■ Your goal
Output all the data exactly. Pictures do not belong in the copy.

#### Records for the exercise ####

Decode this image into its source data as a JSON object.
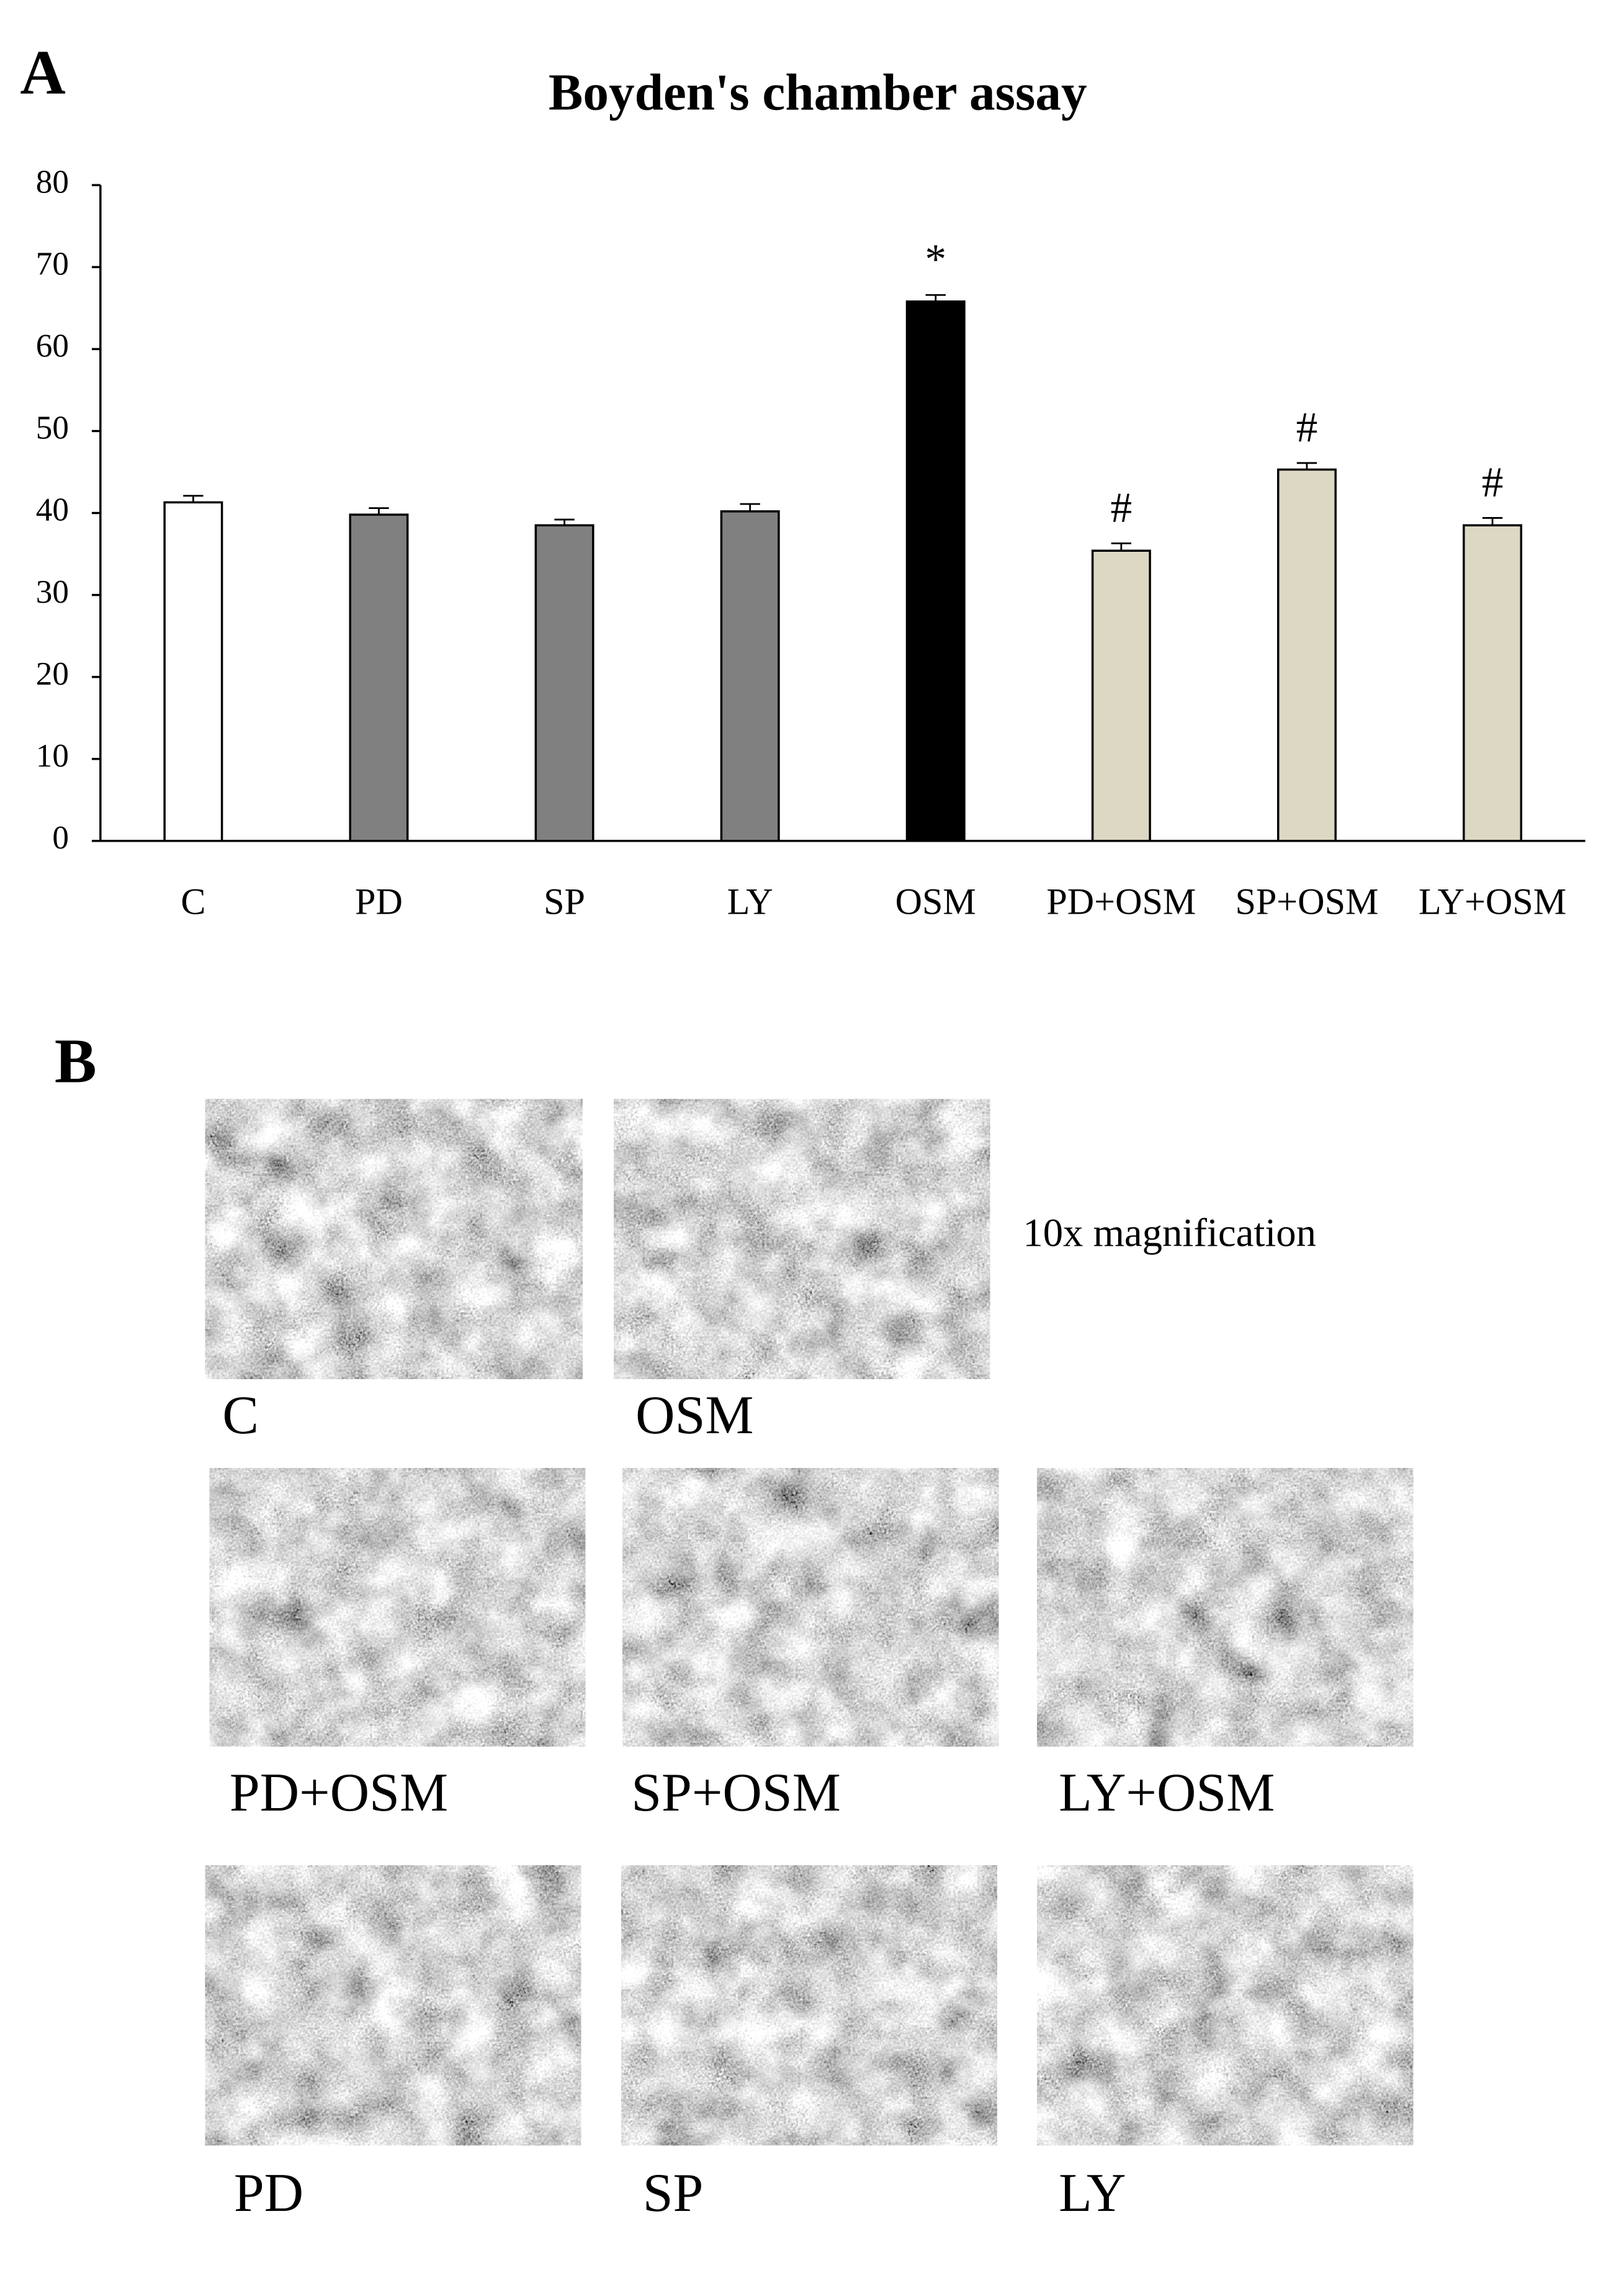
{
  "panel_labels": [
    "A",
    "B"
  ],
  "chart_data": {
    "type": "bar",
    "title": "Boyden's chamber assay",
    "categories": [
      "C",
      "PD",
      "SP",
      "LY",
      "OSM",
      "PD+OSM",
      "SP+OSM",
      "LY+OSM"
    ],
    "values": [
      41.3,
      39.8,
      38.5,
      40.2,
      65.8,
      35.4,
      45.3,
      38.5
    ],
    "errors": [
      0.8,
      0.8,
      0.7,
      0.9,
      0.8,
      0.9,
      0.8,
      0.9
    ],
    "colors": [
      "#ffffff",
      "#808080",
      "#808080",
      "#808080",
      "#000000",
      "#ddd8c4",
      "#ddd8c4",
      "#ddd8c4"
    ],
    "annotations": [
      null,
      null,
      null,
      null,
      "*",
      "#",
      "#",
      "#"
    ],
    "ylim": [
      0,
      80
    ],
    "yticks": [
      0,
      10,
      20,
      30,
      40,
      50,
      60,
      70,
      80
    ],
    "grid": false
  },
  "micrographs": {
    "magnification_label": "10x magnification",
    "captions": [
      "C",
      "OSM",
      "PD+OSM",
      "SP+OSM",
      "LY+OSM",
      "PD",
      "SP",
      "LY"
    ]
  }
}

####

■ Result
Decode this image into its source data as a JSON object.
{
  "panel_labels": [
    "A",
    "B"
  ],
  "chart_data": {
    "type": "bar",
    "title": "Boyden's chamber assay",
    "categories": [
      "C",
      "PD",
      "SP",
      "LY",
      "OSM",
      "PD+OSM",
      "SP+OSM",
      "LY+OSM"
    ],
    "values": [
      41.3,
      39.8,
      38.5,
      40.2,
      65.8,
      35.4,
      45.3,
      38.5
    ],
    "errors": [
      0.8,
      0.8,
      0.7,
      0.9,
      0.8,
      0.9,
      0.8,
      0.9
    ],
    "colors": [
      "#ffffff",
      "#808080",
      "#808080",
      "#808080",
      "#000000",
      "#ddd8c4",
      "#ddd8c4",
      "#ddd8c4"
    ],
    "annotations": [
      null,
      null,
      null,
      null,
      "*",
      "#",
      "#",
      "#"
    ],
    "ylim": [
      0,
      80
    ],
    "yticks": [
      0,
      10,
      20,
      30,
      40,
      50,
      60,
      70,
      80
    ],
    "grid": false
  },
  "micrographs": {
    "magnification_label": "10x magnification",
    "captions": [
      "C",
      "OSM",
      "PD+OSM",
      "SP+OSM",
      "LY+OSM",
      "PD",
      "SP",
      "LY"
    ]
  }
}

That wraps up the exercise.